Written request
Omit all images, then return the remaining material exactly as it stands.
▬▬▬▬▬▬▬▬▬▬
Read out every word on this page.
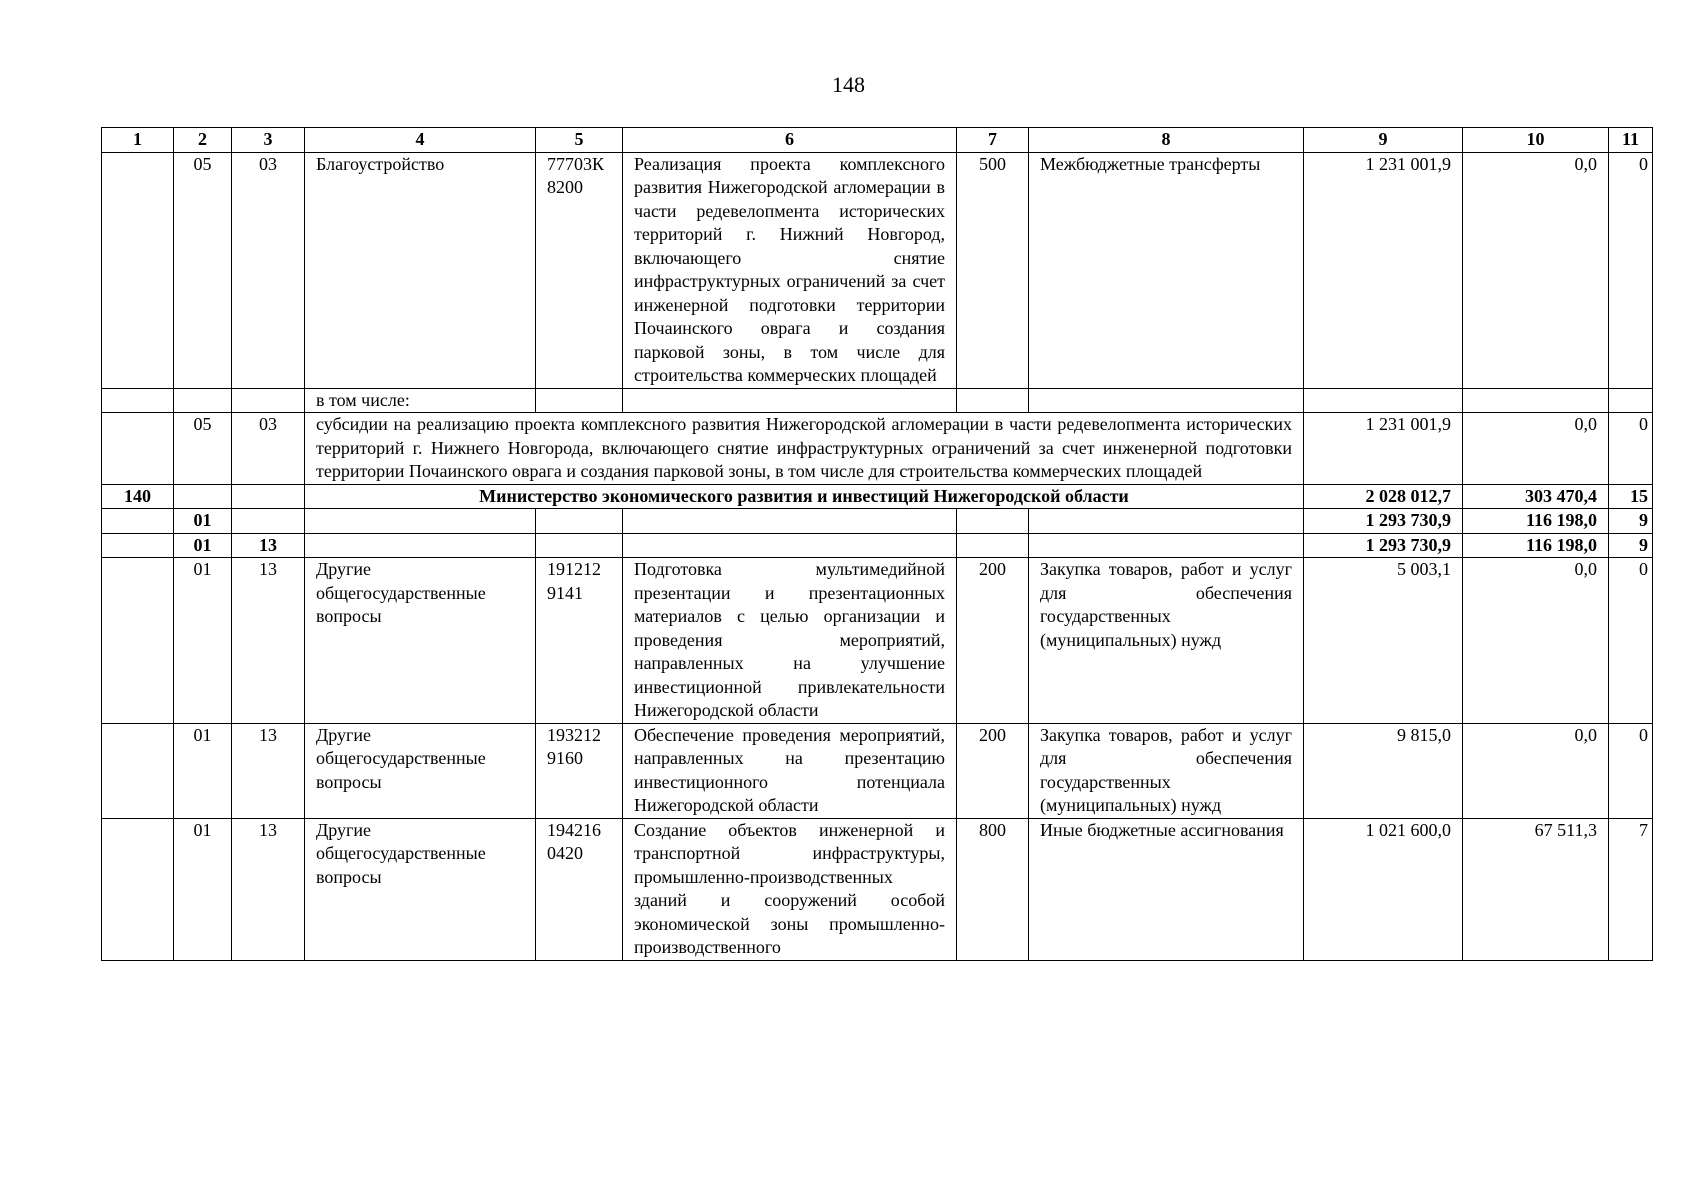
148
1	2	3	4	5	6	7	8	9	10	11
	05	03	Благоустройство	77703К 8200	Реализация проекта комплексного развития Нижегородской агломерации в части редевелопмента исторических территорий г. Нижний Новгород, включающего снятие инфраструктурных ограничений за счет инженерной подготовки территории Почаинского оврага и создания парковой зоны, в том числе для строительства коммерческих площадей	500	Межбюджетные трансферты	1 231 001,9	0,0	0
			в том числе:							
	05	03	субсидии на реализацию проекта комплексного развития Нижегородской агломерации в части редевелопмента исторических территорий г. Нижнего Новгорода, включающего снятие инфраструктурных ограничений за счет инженерной подготовки территории Почаинского оврага и создания парковой зоны, в том числе для строительства коммерческих площадей					1 231 001,9	0,0	0
140			Министерство экономического развития и инвестиций Нижегородской области					2 028 012,7	303 470,4	15
	01							1 293 730,9	116 198,0	9
	01	13						1 293 730,9	116 198,0	9
	01	13	Другие общегосударственные вопросы	191212 9141	Подготовка мультимедийной презентации и презентационных материалов с целью организации и проведения мероприятий, направленных на улучшение инвестиционной привлекательности Нижегородской области	200	Закупка товаров, работ и услуг для обеспечения государственных (муниципальных) нужд	5 003,1	0,0	0
	01	13	Другие общегосударственные вопросы	193212 9160	Обеспечение проведения мероприятий, направленных на презентацию инвестиционного потенциала Нижегородской области	200	Закупка товаров, работ и услуг для обеспечения государственных (муниципальных) нужд	9 815,0	0,0	0
	01	13	Другие общегосударственные вопросы	194216 0420	Создание объектов инженерной и транспортной инфраструктуры, промышленно-производственных зданий и сооружений особой экономической зоны промышленно-производственного	800	Иные бюджетные ассигнования	1 021 600,0	67 511,3	7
▬▬▬▬▬▬▬▬▬▬
Worked answer
Read out every word on this page.
148
1	2	3	4	5	6	7	8	9	10	11
	05	03	Благоустройство	77703К 8200	Реализация проекта комплексного развития Нижегородской агломерации в части редевелопмента исторических территорий г. Нижний Новгород, включающего снятие инфраструктурных ограничений за счет инженерной подготовки территории Почаинского оврага и создания парковой зоны, в том числе для строительства коммерческих площадей	500	Межбюджетные трансферты	1 231 001,9	0,0	0
			в том числе:							
	05	03	субсидии на реализацию проекта комплексного развития Нижегородской агломерации в части редевелопмента исторических территорий г. Нижнего Новгорода, включающего снятие инфраструктурных ограничений за счет инженерной подготовки территории Почаинского оврага и создания парковой зоны, в том числе для строительства коммерческих площадей					1 231 001,9	0,0	0
140			Министерство экономического развития и инвестиций Нижегородской области					2 028 012,7	303 470,4	15
	01							1 293 730,9	116 198,0	9
	01	13						1 293 730,9	116 198,0	9
	01	13	Другие общегосударственные вопросы	191212 9141	Подготовка мультимедийной презентации и презентационных материалов с целью организации и проведения мероприятий, направленных на улучшение инвестиционной привлекательности Нижегородской области	200	Закупка товаров, работ и услуг для обеспечения государственных (муниципальных) нужд	5 003,1	0,0	0
	01	13	Другие общегосударственные вопросы	193212 9160	Обеспечение проведения мероприятий, направленных на презентацию инвестиционного потенциала Нижегородской области	200	Закупка товаров, работ и услуг для обеспечения государственных (муниципальных) нужд	9 815,0	0,0	0
	01	13	Другие общегосударственные вопросы	194216 0420	Создание объектов инженерной и транспортной инфраструктуры, промышленно-производственных зданий и сооружений особой экономической зоны промышленно-производственного	800	Иные бюджетные ассигнования	1 021 600,0	67 511,3	7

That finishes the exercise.